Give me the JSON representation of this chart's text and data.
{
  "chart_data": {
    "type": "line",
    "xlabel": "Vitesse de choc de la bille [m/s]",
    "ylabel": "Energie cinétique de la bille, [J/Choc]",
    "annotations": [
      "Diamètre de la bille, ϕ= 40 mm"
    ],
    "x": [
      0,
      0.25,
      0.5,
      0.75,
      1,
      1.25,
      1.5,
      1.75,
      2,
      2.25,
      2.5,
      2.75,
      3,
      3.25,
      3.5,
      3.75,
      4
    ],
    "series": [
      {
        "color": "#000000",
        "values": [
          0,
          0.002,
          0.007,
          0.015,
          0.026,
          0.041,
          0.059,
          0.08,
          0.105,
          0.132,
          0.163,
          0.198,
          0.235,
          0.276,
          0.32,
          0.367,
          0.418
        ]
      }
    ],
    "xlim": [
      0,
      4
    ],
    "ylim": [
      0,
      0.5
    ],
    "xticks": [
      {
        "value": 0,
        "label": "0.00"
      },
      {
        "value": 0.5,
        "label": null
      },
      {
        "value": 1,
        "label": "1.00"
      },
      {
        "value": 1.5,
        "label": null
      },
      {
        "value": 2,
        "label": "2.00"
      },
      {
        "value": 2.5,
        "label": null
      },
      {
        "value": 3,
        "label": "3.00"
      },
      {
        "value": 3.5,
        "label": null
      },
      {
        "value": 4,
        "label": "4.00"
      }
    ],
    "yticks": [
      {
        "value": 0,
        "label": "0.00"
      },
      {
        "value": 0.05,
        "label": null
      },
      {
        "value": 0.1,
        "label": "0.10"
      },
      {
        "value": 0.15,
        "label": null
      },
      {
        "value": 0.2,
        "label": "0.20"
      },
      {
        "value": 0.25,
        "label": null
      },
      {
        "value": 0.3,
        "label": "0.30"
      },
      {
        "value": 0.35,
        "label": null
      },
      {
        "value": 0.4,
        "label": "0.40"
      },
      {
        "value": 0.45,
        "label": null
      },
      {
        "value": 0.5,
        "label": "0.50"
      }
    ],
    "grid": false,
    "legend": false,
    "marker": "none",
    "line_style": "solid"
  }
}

What you should do: Print the material once more, exactly.

The response:
Give me the JSON representation of this chart's text and data.
{
  "chart_data": {
    "type": "line",
    "xlabel": "Vitesse de choc de la bille [m/s]",
    "ylabel": "Energie cinétique de la bille, [J/Choc]",
    "annotations": [
      "Diamètre de la bille, ϕ= 40 mm"
    ],
    "x": [
      0,
      0.25,
      0.5,
      0.75,
      1,
      1.25,
      1.5,
      1.75,
      2,
      2.25,
      2.5,
      2.75,
      3,
      3.25,
      3.5,
      3.75,
      4
    ],
    "series": [
      {
        "color": "#000000",
        "values": [
          0,
          0.002,
          0.007,
          0.015,
          0.026,
          0.041,
          0.059,
          0.08,
          0.105,
          0.132,
          0.163,
          0.198,
          0.235,
          0.276,
          0.32,
          0.367,
          0.418
        ]
      }
    ],
    "xlim": [
      0,
      4
    ],
    "ylim": [
      0,
      0.5
    ],
    "xticks": [
      {
        "value": 0,
        "label": "0.00"
      },
      {
        "value": 0.5,
        "label": null
      },
      {
        "value": 1,
        "label": "1.00"
      },
      {
        "value": 1.5,
        "label": null
      },
      {
        "value": 2,
        "label": "2.00"
      },
      {
        "value": 2.5,
        "label": null
      },
      {
        "value": 3,
        "label": "3.00"
      },
      {
        "value": 3.5,
        "label": null
      },
      {
        "value": 4,
        "label": "4.00"
      }
    ],
    "yticks": [
      {
        "value": 0,
        "label": "0.00"
      },
      {
        "value": 0.05,
        "label": null
      },
      {
        "value": 0.1,
        "label": "0.10"
      },
      {
        "value": 0.15,
        "label": null
      },
      {
        "value": 0.2,
        "label": "0.20"
      },
      {
        "value": 0.25,
        "label": null
      },
      {
        "value": 0.3,
        "label": "0.30"
      },
      {
        "value": 0.35,
        "label": null
      },
      {
        "value": 0.4,
        "label": "0.40"
      },
      {
        "value": 0.45,
        "label": null
      },
      {
        "value": 0.5,
        "label": "0.50"
      }
    ],
    "grid": false,
    "legend": false,
    "marker": "none",
    "line_style": "solid"
  }
}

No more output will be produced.